### [THE PROBLEM]
How many lines in the entries below contain "cascade"? Answer with the number only.

### [GIVEN DATA]
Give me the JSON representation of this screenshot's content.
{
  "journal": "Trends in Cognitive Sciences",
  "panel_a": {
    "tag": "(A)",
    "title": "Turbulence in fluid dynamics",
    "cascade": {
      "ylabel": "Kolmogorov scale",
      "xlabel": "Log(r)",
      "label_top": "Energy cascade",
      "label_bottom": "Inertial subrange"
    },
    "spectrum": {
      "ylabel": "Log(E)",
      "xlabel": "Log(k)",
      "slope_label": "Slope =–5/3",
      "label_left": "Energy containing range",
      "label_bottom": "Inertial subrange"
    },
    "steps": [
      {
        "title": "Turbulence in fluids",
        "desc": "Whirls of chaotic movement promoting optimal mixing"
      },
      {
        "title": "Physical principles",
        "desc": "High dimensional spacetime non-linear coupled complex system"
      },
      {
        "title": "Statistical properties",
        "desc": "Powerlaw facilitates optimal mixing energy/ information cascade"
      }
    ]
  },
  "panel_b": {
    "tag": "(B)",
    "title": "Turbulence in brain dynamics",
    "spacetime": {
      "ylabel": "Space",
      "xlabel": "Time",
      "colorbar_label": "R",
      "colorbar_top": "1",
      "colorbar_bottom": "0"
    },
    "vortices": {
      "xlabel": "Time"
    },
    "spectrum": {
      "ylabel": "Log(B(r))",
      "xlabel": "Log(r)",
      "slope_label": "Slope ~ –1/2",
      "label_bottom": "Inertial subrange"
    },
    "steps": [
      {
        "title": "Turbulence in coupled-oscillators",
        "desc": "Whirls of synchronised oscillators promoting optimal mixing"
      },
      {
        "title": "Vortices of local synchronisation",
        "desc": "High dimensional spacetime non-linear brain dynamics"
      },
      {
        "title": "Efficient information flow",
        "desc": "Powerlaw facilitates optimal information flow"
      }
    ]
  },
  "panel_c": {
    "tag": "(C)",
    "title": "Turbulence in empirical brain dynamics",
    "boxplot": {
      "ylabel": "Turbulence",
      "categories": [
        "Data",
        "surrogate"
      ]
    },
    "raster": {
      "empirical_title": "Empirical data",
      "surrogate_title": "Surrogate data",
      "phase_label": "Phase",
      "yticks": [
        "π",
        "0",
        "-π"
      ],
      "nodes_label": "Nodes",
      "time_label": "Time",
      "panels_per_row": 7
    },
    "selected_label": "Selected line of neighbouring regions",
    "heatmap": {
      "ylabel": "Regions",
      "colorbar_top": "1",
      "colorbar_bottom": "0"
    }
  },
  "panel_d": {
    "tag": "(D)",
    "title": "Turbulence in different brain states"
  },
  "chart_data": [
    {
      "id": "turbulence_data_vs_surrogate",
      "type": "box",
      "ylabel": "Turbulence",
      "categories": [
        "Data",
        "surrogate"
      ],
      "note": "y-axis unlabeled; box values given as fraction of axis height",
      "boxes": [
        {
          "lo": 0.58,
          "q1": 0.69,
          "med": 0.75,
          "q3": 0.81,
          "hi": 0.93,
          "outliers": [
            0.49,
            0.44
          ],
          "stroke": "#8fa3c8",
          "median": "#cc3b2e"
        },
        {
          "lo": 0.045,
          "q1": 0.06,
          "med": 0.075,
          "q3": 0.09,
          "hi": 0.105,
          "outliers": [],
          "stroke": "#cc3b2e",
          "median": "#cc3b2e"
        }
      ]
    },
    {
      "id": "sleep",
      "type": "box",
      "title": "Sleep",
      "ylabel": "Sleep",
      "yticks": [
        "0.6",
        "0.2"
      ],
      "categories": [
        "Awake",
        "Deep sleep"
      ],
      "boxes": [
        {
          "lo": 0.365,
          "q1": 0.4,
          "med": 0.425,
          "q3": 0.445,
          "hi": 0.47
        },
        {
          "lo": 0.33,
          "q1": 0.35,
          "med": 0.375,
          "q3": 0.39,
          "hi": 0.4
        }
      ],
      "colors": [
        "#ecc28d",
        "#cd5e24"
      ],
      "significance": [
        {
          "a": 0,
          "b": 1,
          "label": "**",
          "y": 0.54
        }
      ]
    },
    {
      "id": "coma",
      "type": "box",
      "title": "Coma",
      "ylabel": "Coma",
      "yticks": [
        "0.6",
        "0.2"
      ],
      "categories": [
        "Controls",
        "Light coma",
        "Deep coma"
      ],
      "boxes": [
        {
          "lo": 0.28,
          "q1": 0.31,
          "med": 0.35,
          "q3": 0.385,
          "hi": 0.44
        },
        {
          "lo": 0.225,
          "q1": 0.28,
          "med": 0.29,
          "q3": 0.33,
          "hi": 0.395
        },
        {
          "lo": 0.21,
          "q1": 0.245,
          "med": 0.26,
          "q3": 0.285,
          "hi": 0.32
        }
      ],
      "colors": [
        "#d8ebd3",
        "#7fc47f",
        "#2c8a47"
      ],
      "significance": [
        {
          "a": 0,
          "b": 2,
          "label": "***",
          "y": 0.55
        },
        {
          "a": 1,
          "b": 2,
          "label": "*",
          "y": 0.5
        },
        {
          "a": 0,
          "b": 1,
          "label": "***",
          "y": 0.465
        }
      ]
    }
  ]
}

### [ANSWER]
3